▶ [Document extract]:

########

Today you get to hear from my favorite person about what he learned from this project. Justin Gerhardt, my husband of 11 years, had a front row seat for this thing, and, as someone who is not me, might provide us all with some valuable perspective.

May I introduce you? :)

So for the last year, my wife—my beautiful, clothes-horse of a wife, has worn the same 4 outfits.

 
Again and again.

 
No mixing and matching.
 

For 365 days in a row.

 
If you’re a regular on this blog, you know about this project. If not, scroll back through her posts—I’ll meet you back here in a few minutes.

 
Anyway, she asked me to chime in and contribute to her list of things she’s learned during the past 12 months with a lesson of my own—a truth I’ve discovered thanks to having a front row seat to this crazy experiment.  (By the way: calling it “crazy” sounds a little funny to me now, because at this point, since she’s done it, it seems perfectly doable. But I remember sharing the concept with a good friend early on who told me, “A lot of the girls I know wouldn’t wear 4 outfits for a year if God himself told them to do it.” So perhaps “crazy” isn’t that far off.)

########

(Excerpts from a layout annotation set)
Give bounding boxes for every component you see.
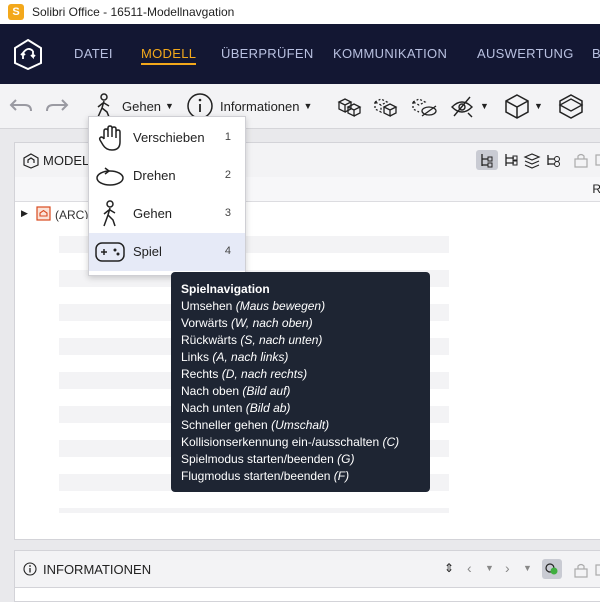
nav-datei[interactable]: DATEI (74, 46, 113, 61)
information-label: Informationen (220, 98, 300, 114)
view-cube-dropdown[interactable]: ▼ (504, 92, 543, 120)
tooltip-line: Spielmodus starten/beenden (G) (181, 452, 355, 466)
main-navigation: DATEI MODELL ÜBERPRÜFEN KOMMUNIKATION AU… (0, 24, 600, 84)
menu-shortcut: 2 (224, 169, 231, 181)
tooltip-line: Nach oben (Bild auf) (181, 384, 291, 398)
next-icon[interactable]: › (505, 560, 510, 576)
link-cubes-icon (545, 563, 558, 575)
chevron-down-icon: ▼ (534, 101, 543, 111)
expand-arrow-icon[interactable]: ▶ (21, 208, 28, 219)
tooltip-line: Vorwärts (W, nach oben) (181, 316, 313, 330)
nav-modell[interactable]: MODELL (141, 46, 197, 65)
tree-structure-icon[interactable] (502, 151, 520, 169)
menu-label: Drehen (133, 168, 176, 183)
section-box-icon (558, 94, 584, 119)
menu-label: Verschieben (133, 130, 205, 145)
lock-icon[interactable] (573, 152, 589, 168)
nav-auswertung[interactable]: AUSWERTUNG (477, 46, 574, 61)
menu-item-drehen[interactable]: Drehen 2 (89, 157, 245, 195)
tooltip-line: Nach unten (Bild ab) (181, 401, 291, 415)
cube-icon (505, 94, 529, 119)
window-title: Solibri Office - 16511-Modellnavgation (32, 5, 235, 19)
visibility-dropdown[interactable]: ▼ (448, 92, 489, 120)
section-box-button[interactable] (558, 92, 584, 120)
tooltip-line: Links (A, nach links) (181, 350, 289, 364)
undo-button[interactable] (8, 92, 34, 120)
undo-icon (9, 99, 32, 112)
previous-icon[interactable]: ‹ (467, 560, 472, 576)
sort-icon[interactable]: ⇕ (444, 561, 454, 575)
eye-slash-icon (451, 96, 473, 118)
hide-components-button[interactable] (410, 92, 438, 120)
nav-ueberpruefen[interactable]: ÜBERPRÜFEN (221, 46, 314, 61)
hand-icon (98, 125, 121, 151)
hide-cubes-icon (411, 98, 437, 117)
info-icon (23, 562, 37, 576)
tooltip-line: Rechts (D, nach rechts) (181, 367, 308, 381)
chevron-down-icon: ▼ (165, 101, 174, 111)
tooltip-line: Rückwärts (S, nach unten) (181, 333, 323, 347)
tooltip-line: Umsehen (Maus bewegen) (181, 299, 326, 313)
title-bar: S Solibri Office - 16511-Modellnavgation (0, 0, 600, 25)
information-panel-title: INFORMATIONEN (43, 562, 152, 577)
tooltip-line: Flugmodus starten/beenden (F) (181, 469, 350, 483)
lock-icon[interactable] (573, 562, 589, 578)
menu-label: Gehen (133, 206, 173, 221)
dashed-cubes-icon (373, 98, 398, 118)
information-panel: INFORMATIONEN ⇕ ‹ ▼ › ▼ (14, 550, 600, 602)
chevron-down-icon[interactable]: ▼ (523, 563, 532, 573)
tooltip-title: Spielnavigation (181, 282, 270, 296)
tooltip-line: Kollisionserkennung ein-/ausschalten (C) (181, 435, 400, 449)
information-panel-header: INFORMATIONEN ⇕ ‹ ▼ › ▼ (15, 551, 600, 588)
solibri-home-icon[interactable] (12, 38, 44, 70)
select-components-button[interactable] (336, 92, 362, 120)
game-navigation-tooltip: Spielnavigation Umsehen (Maus bewegen) V… (171, 272, 430, 492)
menu-item-verschieben[interactable]: Verschieben 1 (89, 119, 245, 157)
redo-button[interactable] (44, 92, 70, 120)
menu-label: Spiel (133, 244, 162, 259)
nav-kommunikation[interactable]: KOMMUNIKATION (333, 46, 447, 61)
column-r-label: R (592, 182, 600, 196)
walk-icon (103, 200, 116, 227)
hierarchy-view-button[interactable] (476, 150, 498, 170)
cubes-icon (337, 98, 362, 118)
chevron-down-icon[interactable]: ▼ (485, 563, 494, 573)
redo-icon (46, 99, 69, 112)
chevron-down-icon: ▼ (480, 101, 489, 111)
menu-shortcut: 1 (224, 131, 231, 143)
hierarchy-icon (481, 154, 493, 168)
chevron-down-icon: ▼ (303, 101, 313, 111)
model-icon (23, 153, 39, 169)
nav-more[interactable]: B (592, 46, 600, 61)
arc-model-icon (36, 206, 51, 221)
link-selection-button[interactable] (542, 559, 562, 579)
layers-icon[interactable] (523, 151, 541, 169)
select-dashed-button[interactable] (372, 92, 398, 120)
more-icon[interactable] (595, 152, 600, 168)
menu-shortcut: 3 (224, 207, 231, 219)
app-logo-icon: S (8, 4, 24, 20)
menu-item-gehen[interactable]: Gehen 3 (89, 195, 245, 233)
more-icon[interactable] (595, 562, 600, 578)
rotate-icon (96, 167, 124, 186)
gamepad-icon (95, 242, 125, 262)
menu-item-spiel[interactable]: Spiel 4 (89, 233, 245, 271)
walk-mode-menu: Verschieben 1 Drehen 2 Gehen 3 Spiel 4 (88, 116, 246, 276)
tooltip-line: Schneller gehen (Umschalt) (181, 418, 330, 432)
walk-mode-label: Gehen (122, 98, 162, 114)
menu-shortcut: 4 (224, 245, 231, 257)
classification-icon[interactable] (545, 151, 563, 169)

########

▶ [Problem description]:
Answer these questions about the blog post on the four-outfit year:
(a) How long has Justin Gerhardt been married to the blog's author?
(b) For how many days in a row did his wife wear the same outfits?
(c) What did the good friend say many girls the friend knows would refuse to do even if God himself told them to?
This listing is separate from the blog post and has no connection to it.

▶ [Task answer]:
(a) 11 years.
(b) 365 days.
(c) Wear 4 outfits for a year.